--- Begin ---

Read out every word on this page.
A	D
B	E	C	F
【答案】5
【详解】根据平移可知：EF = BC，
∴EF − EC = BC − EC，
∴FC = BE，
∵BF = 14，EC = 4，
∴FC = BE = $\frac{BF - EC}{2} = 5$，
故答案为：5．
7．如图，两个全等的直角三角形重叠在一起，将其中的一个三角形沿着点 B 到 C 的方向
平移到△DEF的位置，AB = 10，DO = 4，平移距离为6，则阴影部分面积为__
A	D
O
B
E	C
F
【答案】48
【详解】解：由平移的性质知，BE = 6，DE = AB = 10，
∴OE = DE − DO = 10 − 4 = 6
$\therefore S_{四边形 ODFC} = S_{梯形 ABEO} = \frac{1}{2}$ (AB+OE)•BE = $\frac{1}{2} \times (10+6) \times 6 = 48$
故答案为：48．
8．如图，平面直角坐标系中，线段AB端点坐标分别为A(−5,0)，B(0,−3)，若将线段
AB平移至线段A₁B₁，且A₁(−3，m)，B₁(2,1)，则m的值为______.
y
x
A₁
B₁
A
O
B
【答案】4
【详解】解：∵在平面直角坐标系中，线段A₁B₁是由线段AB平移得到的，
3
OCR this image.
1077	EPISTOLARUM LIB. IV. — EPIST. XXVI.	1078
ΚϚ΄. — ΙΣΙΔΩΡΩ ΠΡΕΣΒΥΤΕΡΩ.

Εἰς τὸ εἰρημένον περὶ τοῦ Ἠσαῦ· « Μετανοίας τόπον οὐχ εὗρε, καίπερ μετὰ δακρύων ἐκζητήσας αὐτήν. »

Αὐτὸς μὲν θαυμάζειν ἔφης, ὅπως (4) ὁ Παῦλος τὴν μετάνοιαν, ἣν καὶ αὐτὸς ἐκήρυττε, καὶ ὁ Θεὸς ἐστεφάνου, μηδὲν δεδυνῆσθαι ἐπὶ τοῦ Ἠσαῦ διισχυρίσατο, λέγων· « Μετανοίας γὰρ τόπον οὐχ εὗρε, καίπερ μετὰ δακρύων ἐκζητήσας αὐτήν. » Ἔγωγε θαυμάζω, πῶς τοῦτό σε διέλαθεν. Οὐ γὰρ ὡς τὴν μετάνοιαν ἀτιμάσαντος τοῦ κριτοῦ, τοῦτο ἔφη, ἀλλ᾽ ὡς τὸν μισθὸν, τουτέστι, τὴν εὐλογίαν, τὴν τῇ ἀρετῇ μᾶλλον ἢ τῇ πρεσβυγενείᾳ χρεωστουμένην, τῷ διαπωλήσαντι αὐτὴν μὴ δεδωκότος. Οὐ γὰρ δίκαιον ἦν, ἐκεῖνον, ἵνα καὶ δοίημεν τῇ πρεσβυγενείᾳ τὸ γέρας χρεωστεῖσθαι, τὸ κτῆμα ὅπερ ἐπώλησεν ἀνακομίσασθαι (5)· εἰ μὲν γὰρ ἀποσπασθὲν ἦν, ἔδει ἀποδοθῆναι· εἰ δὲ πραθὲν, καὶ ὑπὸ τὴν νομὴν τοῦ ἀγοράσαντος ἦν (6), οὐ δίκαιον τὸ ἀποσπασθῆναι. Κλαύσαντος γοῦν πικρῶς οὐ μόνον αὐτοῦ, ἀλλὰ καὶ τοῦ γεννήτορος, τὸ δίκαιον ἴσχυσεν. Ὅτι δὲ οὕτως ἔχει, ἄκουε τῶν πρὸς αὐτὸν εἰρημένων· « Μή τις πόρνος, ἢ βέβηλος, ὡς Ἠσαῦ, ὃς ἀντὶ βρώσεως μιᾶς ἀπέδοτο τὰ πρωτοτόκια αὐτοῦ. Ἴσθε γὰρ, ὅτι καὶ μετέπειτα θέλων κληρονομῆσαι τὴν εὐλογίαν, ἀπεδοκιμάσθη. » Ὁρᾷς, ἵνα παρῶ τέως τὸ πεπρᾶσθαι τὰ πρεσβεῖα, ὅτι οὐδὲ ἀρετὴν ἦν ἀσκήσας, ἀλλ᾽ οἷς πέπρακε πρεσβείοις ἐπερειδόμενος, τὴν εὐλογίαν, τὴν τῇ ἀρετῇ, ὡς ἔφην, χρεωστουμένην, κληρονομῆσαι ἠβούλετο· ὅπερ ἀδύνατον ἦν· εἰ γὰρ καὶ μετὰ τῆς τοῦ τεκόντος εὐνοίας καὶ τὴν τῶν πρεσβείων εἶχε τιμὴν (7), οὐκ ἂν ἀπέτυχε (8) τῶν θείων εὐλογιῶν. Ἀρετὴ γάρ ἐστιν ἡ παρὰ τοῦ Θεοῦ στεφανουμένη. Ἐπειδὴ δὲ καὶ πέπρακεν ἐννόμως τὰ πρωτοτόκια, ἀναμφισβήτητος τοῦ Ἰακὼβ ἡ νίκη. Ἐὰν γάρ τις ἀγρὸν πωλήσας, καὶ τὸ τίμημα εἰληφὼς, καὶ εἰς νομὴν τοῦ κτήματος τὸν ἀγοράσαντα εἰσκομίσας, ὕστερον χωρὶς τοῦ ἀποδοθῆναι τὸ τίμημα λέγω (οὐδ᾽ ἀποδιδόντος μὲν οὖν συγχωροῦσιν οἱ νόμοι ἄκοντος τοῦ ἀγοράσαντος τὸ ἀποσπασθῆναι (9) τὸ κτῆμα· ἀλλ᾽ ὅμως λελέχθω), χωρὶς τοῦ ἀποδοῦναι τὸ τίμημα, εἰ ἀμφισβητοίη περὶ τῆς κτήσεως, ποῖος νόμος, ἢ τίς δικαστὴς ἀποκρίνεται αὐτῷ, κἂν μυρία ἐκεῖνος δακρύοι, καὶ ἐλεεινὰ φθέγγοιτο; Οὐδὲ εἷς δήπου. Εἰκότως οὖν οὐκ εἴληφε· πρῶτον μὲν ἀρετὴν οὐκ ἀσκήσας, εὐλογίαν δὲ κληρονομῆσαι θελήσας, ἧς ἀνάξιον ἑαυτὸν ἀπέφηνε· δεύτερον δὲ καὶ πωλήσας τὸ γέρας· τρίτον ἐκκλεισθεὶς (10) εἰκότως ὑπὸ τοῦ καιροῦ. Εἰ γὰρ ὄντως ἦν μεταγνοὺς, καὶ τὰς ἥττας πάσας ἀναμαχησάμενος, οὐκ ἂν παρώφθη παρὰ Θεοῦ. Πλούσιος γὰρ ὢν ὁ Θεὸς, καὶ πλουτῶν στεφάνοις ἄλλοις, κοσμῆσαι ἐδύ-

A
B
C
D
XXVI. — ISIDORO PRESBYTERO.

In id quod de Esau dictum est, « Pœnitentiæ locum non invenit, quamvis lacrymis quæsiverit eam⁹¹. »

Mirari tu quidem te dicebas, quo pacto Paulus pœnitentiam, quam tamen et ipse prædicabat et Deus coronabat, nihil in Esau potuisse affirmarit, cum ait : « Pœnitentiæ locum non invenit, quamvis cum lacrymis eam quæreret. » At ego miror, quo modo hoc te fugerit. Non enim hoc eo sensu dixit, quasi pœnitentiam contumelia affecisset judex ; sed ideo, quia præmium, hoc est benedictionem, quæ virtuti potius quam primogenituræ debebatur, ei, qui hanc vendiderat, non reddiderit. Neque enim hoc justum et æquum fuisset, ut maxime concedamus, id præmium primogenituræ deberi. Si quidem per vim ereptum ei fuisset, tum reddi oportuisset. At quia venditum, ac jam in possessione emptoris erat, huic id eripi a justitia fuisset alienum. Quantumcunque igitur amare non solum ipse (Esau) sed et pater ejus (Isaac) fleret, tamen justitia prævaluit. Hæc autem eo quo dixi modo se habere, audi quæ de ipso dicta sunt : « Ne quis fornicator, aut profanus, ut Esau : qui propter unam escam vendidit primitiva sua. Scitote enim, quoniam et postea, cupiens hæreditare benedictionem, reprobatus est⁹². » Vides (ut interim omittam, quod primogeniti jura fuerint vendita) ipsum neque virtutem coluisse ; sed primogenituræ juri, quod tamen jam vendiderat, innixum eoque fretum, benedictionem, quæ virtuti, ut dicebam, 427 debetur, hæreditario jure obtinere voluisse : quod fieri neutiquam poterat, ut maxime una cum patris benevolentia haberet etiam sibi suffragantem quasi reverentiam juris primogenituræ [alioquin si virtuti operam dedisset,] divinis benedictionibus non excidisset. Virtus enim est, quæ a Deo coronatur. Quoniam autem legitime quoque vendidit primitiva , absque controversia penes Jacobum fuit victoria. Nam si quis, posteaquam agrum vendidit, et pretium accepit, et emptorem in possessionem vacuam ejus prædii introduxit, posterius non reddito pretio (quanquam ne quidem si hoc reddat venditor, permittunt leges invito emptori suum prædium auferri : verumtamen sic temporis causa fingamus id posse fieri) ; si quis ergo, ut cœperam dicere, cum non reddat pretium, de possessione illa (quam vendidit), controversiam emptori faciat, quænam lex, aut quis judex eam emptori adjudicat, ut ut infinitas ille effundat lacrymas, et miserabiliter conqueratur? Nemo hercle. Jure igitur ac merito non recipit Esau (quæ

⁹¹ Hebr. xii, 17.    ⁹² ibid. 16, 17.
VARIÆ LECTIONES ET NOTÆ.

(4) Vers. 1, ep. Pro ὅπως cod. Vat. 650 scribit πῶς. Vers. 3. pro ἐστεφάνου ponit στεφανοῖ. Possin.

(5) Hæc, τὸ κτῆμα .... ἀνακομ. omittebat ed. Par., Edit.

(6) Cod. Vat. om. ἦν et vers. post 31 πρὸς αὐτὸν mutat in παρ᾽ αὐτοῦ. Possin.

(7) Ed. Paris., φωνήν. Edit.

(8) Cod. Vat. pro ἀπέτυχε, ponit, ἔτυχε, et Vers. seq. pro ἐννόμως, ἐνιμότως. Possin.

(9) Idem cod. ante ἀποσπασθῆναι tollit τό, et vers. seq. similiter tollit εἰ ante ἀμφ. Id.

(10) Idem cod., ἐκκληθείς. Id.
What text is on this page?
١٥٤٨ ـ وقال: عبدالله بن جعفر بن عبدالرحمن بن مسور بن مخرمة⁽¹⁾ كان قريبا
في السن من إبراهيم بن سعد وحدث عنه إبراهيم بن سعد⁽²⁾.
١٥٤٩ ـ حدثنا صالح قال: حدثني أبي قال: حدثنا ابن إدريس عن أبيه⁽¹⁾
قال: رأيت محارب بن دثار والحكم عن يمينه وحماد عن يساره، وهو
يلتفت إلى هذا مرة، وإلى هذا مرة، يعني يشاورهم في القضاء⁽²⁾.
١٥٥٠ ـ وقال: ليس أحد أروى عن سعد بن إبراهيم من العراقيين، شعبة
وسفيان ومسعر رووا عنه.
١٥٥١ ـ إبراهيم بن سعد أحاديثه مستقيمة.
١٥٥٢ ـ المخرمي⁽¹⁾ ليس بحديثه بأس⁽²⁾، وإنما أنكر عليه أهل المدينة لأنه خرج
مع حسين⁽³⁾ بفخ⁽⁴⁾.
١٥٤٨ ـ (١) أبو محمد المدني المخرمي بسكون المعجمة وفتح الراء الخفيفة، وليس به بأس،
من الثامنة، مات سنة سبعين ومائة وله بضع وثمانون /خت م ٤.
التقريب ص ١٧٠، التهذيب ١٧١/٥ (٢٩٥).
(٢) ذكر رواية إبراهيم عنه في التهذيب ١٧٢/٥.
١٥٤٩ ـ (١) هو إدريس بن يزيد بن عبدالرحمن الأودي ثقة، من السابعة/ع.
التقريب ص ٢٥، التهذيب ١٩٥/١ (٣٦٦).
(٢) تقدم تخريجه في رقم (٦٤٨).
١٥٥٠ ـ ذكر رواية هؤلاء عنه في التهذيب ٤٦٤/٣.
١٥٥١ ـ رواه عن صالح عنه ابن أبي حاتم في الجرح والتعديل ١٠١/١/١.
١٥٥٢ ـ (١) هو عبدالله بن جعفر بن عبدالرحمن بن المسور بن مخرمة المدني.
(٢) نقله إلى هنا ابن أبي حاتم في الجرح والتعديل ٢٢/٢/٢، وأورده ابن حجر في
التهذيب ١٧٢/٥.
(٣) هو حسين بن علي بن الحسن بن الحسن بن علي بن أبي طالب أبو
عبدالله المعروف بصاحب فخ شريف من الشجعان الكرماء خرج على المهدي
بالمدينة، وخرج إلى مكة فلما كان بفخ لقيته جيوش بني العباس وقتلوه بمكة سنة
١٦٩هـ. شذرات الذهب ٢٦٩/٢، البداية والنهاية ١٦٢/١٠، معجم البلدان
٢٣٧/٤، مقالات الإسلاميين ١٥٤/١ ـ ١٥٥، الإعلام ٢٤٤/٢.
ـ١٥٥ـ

--- End ---

### TASK DIRECTIONS:
Where a line above holds the string "this", show that line.

### EXERCISE SOLUTION:
Read out every word on this page.
OCR this image.
What text is on this page?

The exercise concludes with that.